Instructions for the task: Quote the records beneath, complete and exact. Leave out images.

Data for the task:
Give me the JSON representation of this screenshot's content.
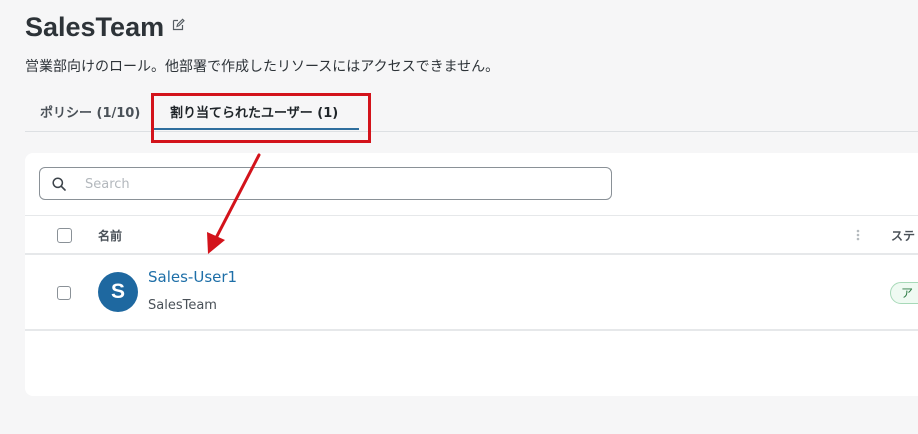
{
  "header": {
    "title": "SalesTeam",
    "description": "営業部向けのロール。他部署で作成したリソースにはアクセスできません。"
  },
  "tabs": [
    {
      "label": "ポリシー (1/10)",
      "active": false
    },
    {
      "label": "割り当てられたユーザー (1)",
      "active": true
    }
  ],
  "search": {
    "placeholder": "Search",
    "value": ""
  },
  "table": {
    "columns": [
      "名前",
      "ステ"
    ],
    "rows": [
      {
        "avatar_letter": "S",
        "name": "Sales-User1",
        "group": "SalesTeam",
        "status": "ア"
      }
    ]
  },
  "colors": {
    "accent": "#2f6f9e",
    "avatar": "#1e68a0",
    "annotation": "#d3131b",
    "status_badge": "#effaf2"
  },
  "icons": [
    "edit-icon",
    "search-icon",
    "sort-icon",
    "arrow-annotation"
  ]
}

Answer to the exercise:
Give me the JSON representation of this screenshot's content.
{
  "header": {
    "title": "SalesTeam",
    "description": "営業部向けのロール。他部署で作成したリソースにはアクセスできません。"
  },
  "tabs": [
    {
      "label": "ポリシー (1/10)",
      "active": false
    },
    {
      "label": "割り当てられたユーザー (1)",
      "active": true
    }
  ],
  "search": {
    "placeholder": "Search",
    "value": ""
  },
  "table": {
    "columns": [
      "名前",
      "ステ"
    ],
    "rows": [
      {
        "avatar_letter": "S",
        "name": "Sales-User1",
        "group": "SalesTeam",
        "status": "ア"
      }
    ]
  },
  "colors": {
    "accent": "#2f6f9e",
    "avatar": "#1e68a0",
    "annotation": "#d3131b",
    "status_badge": "#effaf2"
  },
  "icons": [
    "edit-icon",
    "search-icon",
    "sort-icon",
    "arrow-annotation"
  ]
}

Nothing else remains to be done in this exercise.